## EXERCISE
Reproduce the entries in full, with no changes.

## RECORDS TO USE
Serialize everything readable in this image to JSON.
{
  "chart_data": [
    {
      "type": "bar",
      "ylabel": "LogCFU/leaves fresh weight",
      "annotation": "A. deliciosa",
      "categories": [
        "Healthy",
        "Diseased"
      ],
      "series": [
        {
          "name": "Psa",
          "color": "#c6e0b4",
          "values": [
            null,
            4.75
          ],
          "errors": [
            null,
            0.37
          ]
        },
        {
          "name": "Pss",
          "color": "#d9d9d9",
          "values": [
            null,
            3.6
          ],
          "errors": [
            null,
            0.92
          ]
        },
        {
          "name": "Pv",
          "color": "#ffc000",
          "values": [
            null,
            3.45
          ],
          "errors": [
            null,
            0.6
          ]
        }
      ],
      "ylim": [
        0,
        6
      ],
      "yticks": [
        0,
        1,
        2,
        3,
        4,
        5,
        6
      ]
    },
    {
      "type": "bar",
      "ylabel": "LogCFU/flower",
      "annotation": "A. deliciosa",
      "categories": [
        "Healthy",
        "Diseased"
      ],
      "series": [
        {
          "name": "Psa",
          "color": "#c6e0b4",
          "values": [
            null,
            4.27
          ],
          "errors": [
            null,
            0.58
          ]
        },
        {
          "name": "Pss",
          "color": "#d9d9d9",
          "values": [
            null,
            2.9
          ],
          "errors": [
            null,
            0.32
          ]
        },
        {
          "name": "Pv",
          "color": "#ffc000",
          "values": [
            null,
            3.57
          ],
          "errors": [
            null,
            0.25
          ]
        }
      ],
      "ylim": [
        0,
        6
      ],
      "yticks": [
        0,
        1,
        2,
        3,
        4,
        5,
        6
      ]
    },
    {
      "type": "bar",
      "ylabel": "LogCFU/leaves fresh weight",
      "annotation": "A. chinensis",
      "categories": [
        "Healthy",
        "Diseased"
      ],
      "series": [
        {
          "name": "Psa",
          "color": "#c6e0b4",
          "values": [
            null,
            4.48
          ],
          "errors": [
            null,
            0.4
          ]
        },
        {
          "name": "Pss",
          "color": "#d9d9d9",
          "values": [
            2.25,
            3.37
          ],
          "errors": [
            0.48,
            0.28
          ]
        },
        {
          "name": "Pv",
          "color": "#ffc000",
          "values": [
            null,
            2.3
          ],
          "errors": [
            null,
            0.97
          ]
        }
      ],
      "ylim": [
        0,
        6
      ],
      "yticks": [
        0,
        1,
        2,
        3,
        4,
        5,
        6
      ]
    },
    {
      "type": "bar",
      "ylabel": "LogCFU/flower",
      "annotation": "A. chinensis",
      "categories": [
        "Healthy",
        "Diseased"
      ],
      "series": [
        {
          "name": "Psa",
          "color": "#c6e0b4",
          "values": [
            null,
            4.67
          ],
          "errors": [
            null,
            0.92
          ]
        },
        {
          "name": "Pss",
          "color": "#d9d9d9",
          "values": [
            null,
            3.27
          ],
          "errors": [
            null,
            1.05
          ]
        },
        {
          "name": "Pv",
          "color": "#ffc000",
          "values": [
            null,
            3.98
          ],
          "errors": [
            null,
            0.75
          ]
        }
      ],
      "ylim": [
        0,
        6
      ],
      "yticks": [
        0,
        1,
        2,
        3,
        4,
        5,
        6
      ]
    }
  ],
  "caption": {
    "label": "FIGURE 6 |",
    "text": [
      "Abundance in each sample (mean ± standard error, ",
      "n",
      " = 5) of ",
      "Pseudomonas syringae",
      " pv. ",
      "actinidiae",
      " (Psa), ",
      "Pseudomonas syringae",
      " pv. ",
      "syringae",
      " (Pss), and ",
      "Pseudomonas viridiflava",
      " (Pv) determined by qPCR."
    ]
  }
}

## ANSWER TO THIS TASK
Serialize everything readable in this image to JSON.
{
  "chart_data": [
    {
      "type": "bar",
      "ylabel": "LogCFU/leaves fresh weight",
      "annotation": "A. deliciosa",
      "categories": [
        "Healthy",
        "Diseased"
      ],
      "series": [
        {
          "name": "Psa",
          "color": "#c6e0b4",
          "values": [
            null,
            4.75
          ],
          "errors": [
            null,
            0.37
          ]
        },
        {
          "name": "Pss",
          "color": "#d9d9d9",
          "values": [
            null,
            3.6
          ],
          "errors": [
            null,
            0.92
          ]
        },
        {
          "name": "Pv",
          "color": "#ffc000",
          "values": [
            null,
            3.45
          ],
          "errors": [
            null,
            0.6
          ]
        }
      ],
      "ylim": [
        0,
        6
      ],
      "yticks": [
        0,
        1,
        2,
        3,
        4,
        5,
        6
      ]
    },
    {
      "type": "bar",
      "ylabel": "LogCFU/flower",
      "annotation": "A. deliciosa",
      "categories": [
        "Healthy",
        "Diseased"
      ],
      "series": [
        {
          "name": "Psa",
          "color": "#c6e0b4",
          "values": [
            null,
            4.27
          ],
          "errors": [
            null,
            0.58
          ]
        },
        {
          "name": "Pss",
          "color": "#d9d9d9",
          "values": [
            null,
            2.9
          ],
          "errors": [
            null,
            0.32
          ]
        },
        {
          "name": "Pv",
          "color": "#ffc000",
          "values": [
            null,
            3.57
          ],
          "errors": [
            null,
            0.25
          ]
        }
      ],
      "ylim": [
        0,
        6
      ],
      "yticks": [
        0,
        1,
        2,
        3,
        4,
        5,
        6
      ]
    },
    {
      "type": "bar",
      "ylabel": "LogCFU/leaves fresh weight",
      "annotation": "A. chinensis",
      "categories": [
        "Healthy",
        "Diseased"
      ],
      "series": [
        {
          "name": "Psa",
          "color": "#c6e0b4",
          "values": [
            null,
            4.48
          ],
          "errors": [
            null,
            0.4
          ]
        },
        {
          "name": "Pss",
          "color": "#d9d9d9",
          "values": [
            2.25,
            3.37
          ],
          "errors": [
            0.48,
            0.28
          ]
        },
        {
          "name": "Pv",
          "color": "#ffc000",
          "values": [
            null,
            2.3
          ],
          "errors": [
            null,
            0.97
          ]
        }
      ],
      "ylim": [
        0,
        6
      ],
      "yticks": [
        0,
        1,
        2,
        3,
        4,
        5,
        6
      ]
    },
    {
      "type": "bar",
      "ylabel": "LogCFU/flower",
      "annotation": "A. chinensis",
      "categories": [
        "Healthy",
        "Diseased"
      ],
      "series": [
        {
          "name": "Psa",
          "color": "#c6e0b4",
          "values": [
            null,
            4.67
          ],
          "errors": [
            null,
            0.92
          ]
        },
        {
          "name": "Pss",
          "color": "#d9d9d9",
          "values": [
            null,
            3.27
          ],
          "errors": [
            null,
            1.05
          ]
        },
        {
          "name": "Pv",
          "color": "#ffc000",
          "values": [
            null,
            3.98
          ],
          "errors": [
            null,
            0.75
          ]
        }
      ],
      "ylim": [
        0,
        6
      ],
      "yticks": [
        0,
        1,
        2,
        3,
        4,
        5,
        6
      ]
    }
  ],
  "caption": {
    "label": "FIGURE 6 |",
    "text": [
      "Abundance in each sample (mean ± standard error, ",
      "n",
      " = 5) of ",
      "Pseudomonas syringae",
      " pv. ",
      "actinidiae",
      " (Psa), ",
      "Pseudomonas syringae",
      " pv. ",
      "syringae",
      " (Pss), and ",
      "Pseudomonas viridiflava",
      " (Pv) determined by qPCR."
    ]
  }
}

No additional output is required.